Saved data entries:
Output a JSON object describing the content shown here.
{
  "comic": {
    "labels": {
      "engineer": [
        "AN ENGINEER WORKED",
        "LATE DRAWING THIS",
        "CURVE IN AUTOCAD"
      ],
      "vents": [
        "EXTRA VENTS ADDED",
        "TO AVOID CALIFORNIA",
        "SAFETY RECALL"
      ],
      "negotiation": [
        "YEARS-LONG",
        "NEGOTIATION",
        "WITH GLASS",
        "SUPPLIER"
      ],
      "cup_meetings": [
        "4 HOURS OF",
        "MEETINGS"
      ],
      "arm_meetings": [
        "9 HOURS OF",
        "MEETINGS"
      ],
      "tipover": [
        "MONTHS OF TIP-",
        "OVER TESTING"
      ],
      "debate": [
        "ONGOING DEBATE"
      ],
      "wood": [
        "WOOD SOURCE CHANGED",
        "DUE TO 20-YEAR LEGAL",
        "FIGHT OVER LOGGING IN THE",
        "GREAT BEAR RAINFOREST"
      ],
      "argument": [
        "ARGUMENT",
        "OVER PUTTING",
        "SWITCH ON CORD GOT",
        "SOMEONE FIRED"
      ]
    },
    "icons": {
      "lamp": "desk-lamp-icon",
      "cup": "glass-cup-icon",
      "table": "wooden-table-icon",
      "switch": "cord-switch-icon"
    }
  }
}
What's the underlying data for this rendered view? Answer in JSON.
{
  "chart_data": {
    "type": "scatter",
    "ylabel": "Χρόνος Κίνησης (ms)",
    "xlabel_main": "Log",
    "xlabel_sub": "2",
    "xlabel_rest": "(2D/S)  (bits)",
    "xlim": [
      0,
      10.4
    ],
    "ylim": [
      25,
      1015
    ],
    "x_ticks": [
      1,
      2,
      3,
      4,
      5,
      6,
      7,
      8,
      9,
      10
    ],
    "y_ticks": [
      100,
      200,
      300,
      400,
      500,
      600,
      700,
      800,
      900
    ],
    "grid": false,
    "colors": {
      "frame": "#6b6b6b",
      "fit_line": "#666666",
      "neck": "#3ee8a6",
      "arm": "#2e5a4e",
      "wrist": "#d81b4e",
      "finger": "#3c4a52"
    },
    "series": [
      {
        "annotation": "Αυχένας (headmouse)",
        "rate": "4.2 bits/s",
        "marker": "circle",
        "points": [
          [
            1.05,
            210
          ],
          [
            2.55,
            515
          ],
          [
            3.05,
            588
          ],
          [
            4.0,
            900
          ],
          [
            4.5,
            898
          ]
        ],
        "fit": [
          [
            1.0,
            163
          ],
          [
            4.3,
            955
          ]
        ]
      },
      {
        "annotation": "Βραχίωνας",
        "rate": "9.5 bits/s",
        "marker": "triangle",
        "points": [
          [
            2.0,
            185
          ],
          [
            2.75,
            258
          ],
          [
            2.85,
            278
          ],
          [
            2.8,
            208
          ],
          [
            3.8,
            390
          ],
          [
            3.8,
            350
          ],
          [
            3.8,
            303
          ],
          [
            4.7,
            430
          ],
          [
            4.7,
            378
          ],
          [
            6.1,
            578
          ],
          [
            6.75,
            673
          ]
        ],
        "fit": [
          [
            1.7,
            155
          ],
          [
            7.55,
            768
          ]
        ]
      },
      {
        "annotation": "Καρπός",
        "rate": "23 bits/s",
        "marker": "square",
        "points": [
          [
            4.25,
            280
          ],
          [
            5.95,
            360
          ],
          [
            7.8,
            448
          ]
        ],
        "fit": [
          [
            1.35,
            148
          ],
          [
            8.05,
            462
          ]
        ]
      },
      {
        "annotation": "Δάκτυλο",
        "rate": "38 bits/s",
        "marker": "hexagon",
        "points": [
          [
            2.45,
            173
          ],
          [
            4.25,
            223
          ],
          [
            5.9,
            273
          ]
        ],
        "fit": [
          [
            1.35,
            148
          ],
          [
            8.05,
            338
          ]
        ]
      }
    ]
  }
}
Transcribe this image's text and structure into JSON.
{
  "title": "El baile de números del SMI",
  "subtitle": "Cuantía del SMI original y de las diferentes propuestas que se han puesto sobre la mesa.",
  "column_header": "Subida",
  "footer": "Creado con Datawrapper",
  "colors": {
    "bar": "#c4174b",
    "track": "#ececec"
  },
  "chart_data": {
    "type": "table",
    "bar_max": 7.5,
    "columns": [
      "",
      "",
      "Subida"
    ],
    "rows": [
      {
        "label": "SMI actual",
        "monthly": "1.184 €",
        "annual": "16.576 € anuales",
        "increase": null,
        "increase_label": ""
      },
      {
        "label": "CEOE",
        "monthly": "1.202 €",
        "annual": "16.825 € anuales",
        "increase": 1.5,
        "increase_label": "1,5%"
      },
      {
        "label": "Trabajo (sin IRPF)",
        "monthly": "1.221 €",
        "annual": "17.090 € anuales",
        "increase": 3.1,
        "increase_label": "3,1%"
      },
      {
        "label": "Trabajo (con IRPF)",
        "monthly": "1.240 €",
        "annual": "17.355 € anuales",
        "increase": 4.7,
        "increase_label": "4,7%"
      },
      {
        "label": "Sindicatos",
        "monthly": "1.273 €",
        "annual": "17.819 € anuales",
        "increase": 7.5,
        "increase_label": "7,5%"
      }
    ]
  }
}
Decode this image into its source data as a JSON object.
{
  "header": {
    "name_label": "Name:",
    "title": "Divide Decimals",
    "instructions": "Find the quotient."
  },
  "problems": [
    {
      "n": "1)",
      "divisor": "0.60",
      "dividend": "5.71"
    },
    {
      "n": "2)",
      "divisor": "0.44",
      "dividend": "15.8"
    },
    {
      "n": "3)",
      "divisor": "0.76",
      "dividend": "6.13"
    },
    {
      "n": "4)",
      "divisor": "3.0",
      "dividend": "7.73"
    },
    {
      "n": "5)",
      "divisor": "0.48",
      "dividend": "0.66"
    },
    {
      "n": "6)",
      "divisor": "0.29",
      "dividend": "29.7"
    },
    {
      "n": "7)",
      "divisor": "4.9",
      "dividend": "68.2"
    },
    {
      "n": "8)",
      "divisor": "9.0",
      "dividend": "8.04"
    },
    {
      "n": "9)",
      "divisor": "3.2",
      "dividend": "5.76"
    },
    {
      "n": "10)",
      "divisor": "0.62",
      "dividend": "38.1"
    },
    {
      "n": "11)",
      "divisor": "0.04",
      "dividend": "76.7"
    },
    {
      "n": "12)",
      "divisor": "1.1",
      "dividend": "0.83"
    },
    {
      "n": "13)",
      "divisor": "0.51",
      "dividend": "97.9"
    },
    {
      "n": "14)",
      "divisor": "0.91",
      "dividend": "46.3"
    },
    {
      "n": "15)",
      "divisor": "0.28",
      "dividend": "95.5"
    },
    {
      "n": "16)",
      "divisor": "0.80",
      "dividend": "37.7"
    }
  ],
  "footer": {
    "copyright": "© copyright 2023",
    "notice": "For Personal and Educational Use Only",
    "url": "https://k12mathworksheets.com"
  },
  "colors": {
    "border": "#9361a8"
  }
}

» **Short exercise**
All lines from the one containing "Decode this image" through the end of the records, both ends included, are to be quoted exactly; please add nothing else.

» **Expected answer**
Decode this image into its source data as a JSON object.
{
  "header": {
    "name_label": "Name:",
    "title": "Divide Decimals",
    "instructions": "Find the quotient."
  },
  "problems": [
    {
      "n": "1)",
      "divisor": "0.60",
      "dividend": "5.71"
    },
    {
      "n": "2)",
      "divisor": "0.44",
      "dividend": "15.8"
    },
    {
      "n": "3)",
      "divisor": "0.76",
      "dividend": "6.13"
    },
    {
      "n": "4)",
      "divisor": "3.0",
      "dividend": "7.73"
    },
    {
      "n": "5)",
      "divisor": "0.48",
      "dividend": "0.66"
    },
    {
      "n": "6)",
      "divisor": "0.29",
      "dividend": "29.7"
    },
    {
      "n": "7)",
      "divisor": "4.9",
      "dividend": "68.2"
    },
    {
      "n": "8)",
      "divisor": "9.0",
      "dividend": "8.04"
    },
    {
      "n": "9)",
      "divisor": "3.2",
      "dividend": "5.76"
    },
    {
      "n": "10)",
      "divisor": "0.62",
      "dividend": "38.1"
    },
    {
      "n": "11)",
      "divisor": "0.04",
      "dividend": "76.7"
    },
    {
      "n": "12)",
      "divisor": "1.1",
      "dividend": "0.83"
    },
    {
      "n": "13)",
      "divisor": "0.51",
      "dividend": "97.9"
    },
    {
      "n": "14)",
      "divisor": "0.91",
      "dividend": "46.3"
    },
    {
      "n": "15)",
      "divisor": "0.28",
      "dividend": "95.5"
    },
    {
      "n": "16)",
      "divisor": "0.80",
      "dividend": "37.7"
    }
  ],
  "footer": {
    "copyright": "© copyright 2023",
    "notice": "For Personal and Educational Use Only",
    "url": "https://k12mathworksheets.com"
  },
  "colors": {
    "border": "#9361a8"
  }
}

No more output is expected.